Exercise aim | Take every line from the material that has the word "reputation" in it.

Material provided |
☆ ☆ ☆ ☆

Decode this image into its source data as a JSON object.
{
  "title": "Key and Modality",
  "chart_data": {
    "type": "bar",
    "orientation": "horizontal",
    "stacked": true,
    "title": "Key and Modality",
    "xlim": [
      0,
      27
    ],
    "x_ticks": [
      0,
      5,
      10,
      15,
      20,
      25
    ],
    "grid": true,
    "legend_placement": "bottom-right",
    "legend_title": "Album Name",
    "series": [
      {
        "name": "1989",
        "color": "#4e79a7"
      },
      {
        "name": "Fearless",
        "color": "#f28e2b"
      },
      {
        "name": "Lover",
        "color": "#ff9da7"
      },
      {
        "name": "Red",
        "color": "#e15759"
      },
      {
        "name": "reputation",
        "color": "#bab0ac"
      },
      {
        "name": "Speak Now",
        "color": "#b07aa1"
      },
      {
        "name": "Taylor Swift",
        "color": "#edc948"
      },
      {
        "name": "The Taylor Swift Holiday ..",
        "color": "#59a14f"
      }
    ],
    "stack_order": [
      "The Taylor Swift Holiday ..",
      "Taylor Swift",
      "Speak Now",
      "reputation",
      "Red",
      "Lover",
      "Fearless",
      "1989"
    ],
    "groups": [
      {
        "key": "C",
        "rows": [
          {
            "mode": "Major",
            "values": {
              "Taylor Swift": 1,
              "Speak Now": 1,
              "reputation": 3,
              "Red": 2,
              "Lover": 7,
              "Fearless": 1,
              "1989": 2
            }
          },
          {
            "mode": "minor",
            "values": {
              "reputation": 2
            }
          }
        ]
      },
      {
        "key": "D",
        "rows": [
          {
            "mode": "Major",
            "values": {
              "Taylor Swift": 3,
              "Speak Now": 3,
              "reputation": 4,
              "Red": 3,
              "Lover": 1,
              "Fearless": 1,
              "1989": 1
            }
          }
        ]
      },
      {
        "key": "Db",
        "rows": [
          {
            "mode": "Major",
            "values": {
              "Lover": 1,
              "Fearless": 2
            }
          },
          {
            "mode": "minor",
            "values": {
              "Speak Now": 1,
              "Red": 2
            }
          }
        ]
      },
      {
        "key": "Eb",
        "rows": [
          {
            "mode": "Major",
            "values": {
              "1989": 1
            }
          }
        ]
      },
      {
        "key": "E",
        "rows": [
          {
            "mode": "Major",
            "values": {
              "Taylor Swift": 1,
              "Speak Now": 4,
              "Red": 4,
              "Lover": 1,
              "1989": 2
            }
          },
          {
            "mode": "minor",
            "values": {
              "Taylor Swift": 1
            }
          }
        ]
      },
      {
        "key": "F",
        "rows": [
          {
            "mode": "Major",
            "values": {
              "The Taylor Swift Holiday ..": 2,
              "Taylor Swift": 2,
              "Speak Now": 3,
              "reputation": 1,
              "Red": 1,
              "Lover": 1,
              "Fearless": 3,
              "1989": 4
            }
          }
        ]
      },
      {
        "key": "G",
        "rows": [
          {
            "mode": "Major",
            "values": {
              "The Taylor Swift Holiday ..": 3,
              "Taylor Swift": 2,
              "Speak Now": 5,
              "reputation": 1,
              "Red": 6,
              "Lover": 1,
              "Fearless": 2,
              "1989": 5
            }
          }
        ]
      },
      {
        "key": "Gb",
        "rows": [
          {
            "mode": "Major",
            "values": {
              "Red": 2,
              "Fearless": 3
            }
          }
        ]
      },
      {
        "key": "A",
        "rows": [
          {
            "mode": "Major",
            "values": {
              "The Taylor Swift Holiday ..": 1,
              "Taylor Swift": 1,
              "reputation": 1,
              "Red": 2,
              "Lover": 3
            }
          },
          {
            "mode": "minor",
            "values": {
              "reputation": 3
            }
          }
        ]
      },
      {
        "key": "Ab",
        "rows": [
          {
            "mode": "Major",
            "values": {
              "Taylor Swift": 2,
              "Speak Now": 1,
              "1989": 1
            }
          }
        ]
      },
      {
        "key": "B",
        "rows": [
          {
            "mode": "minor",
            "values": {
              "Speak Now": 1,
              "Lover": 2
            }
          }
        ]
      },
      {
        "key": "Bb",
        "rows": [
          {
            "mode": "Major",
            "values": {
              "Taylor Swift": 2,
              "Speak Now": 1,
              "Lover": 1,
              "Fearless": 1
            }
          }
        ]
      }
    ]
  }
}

☆ ☆ ☆ ☆

Problem solution |
        "name": "reputation",
      "reputation",
              "reputation": 3,
              "reputation": 2
              "reputation": 4,
              "reputation": 1,
              "reputation": 1,
              "reputation": 1,
              "reputation": 3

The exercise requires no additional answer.